* **What the task asks**:
What number of lines contain the word "ground"? Reply with the number and nothing else.

* **Items**:
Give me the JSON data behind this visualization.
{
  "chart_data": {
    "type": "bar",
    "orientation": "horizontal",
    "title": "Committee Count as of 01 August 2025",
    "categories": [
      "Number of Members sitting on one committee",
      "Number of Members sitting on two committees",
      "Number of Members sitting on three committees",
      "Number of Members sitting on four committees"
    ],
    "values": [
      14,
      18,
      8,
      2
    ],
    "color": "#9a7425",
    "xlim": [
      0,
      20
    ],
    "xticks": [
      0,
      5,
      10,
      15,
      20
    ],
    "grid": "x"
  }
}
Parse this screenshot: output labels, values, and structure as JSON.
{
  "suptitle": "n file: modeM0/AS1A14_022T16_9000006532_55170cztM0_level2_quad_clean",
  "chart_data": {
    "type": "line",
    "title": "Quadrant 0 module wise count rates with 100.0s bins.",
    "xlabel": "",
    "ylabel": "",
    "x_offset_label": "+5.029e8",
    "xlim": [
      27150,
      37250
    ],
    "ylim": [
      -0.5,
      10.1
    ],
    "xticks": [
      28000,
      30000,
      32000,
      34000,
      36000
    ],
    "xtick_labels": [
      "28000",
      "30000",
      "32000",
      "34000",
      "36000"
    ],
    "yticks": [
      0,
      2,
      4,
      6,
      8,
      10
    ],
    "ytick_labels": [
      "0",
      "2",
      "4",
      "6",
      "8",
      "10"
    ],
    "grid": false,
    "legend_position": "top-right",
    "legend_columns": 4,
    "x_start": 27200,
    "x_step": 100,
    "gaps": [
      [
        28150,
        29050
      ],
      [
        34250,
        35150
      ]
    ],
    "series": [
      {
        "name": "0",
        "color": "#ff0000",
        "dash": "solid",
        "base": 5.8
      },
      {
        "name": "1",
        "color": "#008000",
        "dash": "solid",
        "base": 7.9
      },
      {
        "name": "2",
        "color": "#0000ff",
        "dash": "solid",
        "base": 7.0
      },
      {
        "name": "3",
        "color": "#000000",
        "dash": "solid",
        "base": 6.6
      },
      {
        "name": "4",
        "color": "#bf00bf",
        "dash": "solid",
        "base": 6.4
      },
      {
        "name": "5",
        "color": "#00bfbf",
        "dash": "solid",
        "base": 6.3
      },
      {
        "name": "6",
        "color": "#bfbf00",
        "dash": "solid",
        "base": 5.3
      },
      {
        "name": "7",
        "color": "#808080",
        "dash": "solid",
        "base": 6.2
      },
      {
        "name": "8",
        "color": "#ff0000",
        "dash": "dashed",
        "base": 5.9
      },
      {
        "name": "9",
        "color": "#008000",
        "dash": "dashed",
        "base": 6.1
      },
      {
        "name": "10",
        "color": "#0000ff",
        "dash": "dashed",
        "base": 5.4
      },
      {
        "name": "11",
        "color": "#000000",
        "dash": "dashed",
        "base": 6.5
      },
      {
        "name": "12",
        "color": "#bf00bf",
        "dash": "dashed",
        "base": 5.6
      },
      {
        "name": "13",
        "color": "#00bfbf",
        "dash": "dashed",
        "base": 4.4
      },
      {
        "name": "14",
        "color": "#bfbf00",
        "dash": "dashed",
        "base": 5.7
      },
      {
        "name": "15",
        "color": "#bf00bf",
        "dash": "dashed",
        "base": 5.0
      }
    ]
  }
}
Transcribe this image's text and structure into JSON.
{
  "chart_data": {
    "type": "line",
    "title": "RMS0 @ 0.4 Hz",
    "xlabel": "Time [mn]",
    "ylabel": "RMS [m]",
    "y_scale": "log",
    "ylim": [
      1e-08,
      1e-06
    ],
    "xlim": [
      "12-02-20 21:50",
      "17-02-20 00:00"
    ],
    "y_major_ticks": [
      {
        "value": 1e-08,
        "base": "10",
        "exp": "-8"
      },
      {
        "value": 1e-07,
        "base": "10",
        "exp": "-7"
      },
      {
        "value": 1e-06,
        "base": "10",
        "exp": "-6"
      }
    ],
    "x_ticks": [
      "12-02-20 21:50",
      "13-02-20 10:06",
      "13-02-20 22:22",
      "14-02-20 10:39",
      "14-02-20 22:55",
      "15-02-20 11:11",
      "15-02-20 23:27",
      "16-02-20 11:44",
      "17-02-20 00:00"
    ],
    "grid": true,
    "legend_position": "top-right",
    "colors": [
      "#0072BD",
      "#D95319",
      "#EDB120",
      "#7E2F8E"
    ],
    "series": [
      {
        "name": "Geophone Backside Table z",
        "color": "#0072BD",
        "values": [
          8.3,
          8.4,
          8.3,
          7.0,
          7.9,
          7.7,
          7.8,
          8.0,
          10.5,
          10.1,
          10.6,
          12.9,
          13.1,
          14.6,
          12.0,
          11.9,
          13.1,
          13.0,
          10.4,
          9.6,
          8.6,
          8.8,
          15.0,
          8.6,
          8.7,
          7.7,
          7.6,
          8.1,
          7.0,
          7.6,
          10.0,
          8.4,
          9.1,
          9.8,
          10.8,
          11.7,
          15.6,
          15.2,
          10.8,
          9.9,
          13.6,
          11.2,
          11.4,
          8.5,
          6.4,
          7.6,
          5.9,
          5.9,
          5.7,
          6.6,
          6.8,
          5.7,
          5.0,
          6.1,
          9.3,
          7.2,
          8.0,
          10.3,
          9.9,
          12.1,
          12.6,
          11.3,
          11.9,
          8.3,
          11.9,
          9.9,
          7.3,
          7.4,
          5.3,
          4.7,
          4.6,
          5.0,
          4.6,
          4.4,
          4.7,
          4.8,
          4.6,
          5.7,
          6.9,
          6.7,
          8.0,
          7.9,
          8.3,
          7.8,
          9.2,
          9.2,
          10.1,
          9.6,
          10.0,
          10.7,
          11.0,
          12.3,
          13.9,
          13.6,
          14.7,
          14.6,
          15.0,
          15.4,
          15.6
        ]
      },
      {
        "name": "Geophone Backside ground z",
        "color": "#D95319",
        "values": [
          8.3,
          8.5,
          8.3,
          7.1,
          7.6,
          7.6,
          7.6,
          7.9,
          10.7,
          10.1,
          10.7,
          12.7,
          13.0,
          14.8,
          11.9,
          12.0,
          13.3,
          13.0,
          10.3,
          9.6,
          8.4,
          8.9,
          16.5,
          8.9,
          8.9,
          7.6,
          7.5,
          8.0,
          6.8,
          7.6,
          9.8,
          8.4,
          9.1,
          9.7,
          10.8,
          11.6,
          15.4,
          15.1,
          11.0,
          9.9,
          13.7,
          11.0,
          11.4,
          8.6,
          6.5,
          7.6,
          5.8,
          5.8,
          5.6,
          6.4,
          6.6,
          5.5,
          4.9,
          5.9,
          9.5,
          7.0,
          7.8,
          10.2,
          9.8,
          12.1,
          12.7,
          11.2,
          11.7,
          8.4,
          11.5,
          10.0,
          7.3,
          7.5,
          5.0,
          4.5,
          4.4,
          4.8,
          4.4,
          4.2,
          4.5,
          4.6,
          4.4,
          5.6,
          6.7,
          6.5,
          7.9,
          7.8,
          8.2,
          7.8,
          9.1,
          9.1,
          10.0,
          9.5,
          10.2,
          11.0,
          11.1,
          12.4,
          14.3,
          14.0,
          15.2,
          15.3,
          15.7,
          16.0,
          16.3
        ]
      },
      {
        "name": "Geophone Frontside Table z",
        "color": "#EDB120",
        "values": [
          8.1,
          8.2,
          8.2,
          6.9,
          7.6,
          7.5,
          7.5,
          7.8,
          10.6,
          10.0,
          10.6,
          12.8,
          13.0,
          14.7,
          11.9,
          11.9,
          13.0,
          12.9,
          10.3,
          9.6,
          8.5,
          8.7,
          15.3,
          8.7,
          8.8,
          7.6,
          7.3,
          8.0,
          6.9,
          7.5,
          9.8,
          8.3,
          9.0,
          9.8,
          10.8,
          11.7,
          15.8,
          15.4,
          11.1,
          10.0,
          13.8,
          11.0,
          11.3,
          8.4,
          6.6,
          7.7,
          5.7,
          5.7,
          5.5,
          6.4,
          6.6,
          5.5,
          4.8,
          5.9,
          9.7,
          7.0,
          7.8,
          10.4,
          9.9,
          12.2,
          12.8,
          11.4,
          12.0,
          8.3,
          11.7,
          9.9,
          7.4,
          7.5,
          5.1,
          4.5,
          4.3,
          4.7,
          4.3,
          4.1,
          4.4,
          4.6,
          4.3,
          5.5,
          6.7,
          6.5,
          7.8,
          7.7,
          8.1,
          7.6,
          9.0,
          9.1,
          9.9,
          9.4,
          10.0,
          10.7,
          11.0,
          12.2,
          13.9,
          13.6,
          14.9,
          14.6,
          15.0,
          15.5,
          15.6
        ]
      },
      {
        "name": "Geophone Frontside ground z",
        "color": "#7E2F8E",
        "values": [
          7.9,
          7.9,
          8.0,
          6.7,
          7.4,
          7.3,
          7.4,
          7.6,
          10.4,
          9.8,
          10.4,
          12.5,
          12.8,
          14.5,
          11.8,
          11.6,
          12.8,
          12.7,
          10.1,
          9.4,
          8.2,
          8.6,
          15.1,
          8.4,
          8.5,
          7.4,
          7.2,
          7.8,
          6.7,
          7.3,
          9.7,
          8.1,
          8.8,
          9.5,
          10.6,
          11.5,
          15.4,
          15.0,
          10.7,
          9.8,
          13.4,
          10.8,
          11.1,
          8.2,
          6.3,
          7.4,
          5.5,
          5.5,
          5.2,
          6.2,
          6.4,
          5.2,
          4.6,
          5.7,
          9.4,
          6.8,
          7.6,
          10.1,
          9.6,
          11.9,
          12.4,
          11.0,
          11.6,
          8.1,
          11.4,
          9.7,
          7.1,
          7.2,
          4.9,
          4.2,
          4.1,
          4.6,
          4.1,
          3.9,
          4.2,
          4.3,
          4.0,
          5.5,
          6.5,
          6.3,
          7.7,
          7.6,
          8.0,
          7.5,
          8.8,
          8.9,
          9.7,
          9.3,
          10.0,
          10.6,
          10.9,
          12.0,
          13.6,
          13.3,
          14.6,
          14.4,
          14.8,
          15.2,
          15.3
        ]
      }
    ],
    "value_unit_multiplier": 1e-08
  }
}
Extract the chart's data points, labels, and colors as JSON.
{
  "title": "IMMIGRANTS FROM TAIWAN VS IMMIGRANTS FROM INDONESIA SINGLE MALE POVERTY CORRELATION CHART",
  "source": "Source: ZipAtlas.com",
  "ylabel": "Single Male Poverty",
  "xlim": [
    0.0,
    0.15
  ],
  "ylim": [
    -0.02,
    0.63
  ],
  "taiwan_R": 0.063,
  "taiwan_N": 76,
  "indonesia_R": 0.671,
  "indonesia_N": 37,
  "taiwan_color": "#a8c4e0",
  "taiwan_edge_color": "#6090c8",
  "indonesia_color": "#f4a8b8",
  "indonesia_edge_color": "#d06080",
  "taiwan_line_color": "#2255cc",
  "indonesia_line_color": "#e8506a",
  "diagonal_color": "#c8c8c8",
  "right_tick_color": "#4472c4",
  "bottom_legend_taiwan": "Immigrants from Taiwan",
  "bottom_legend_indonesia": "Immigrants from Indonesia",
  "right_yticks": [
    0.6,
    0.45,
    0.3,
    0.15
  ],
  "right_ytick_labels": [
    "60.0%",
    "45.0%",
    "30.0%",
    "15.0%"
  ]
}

* **Solution to this task**:
2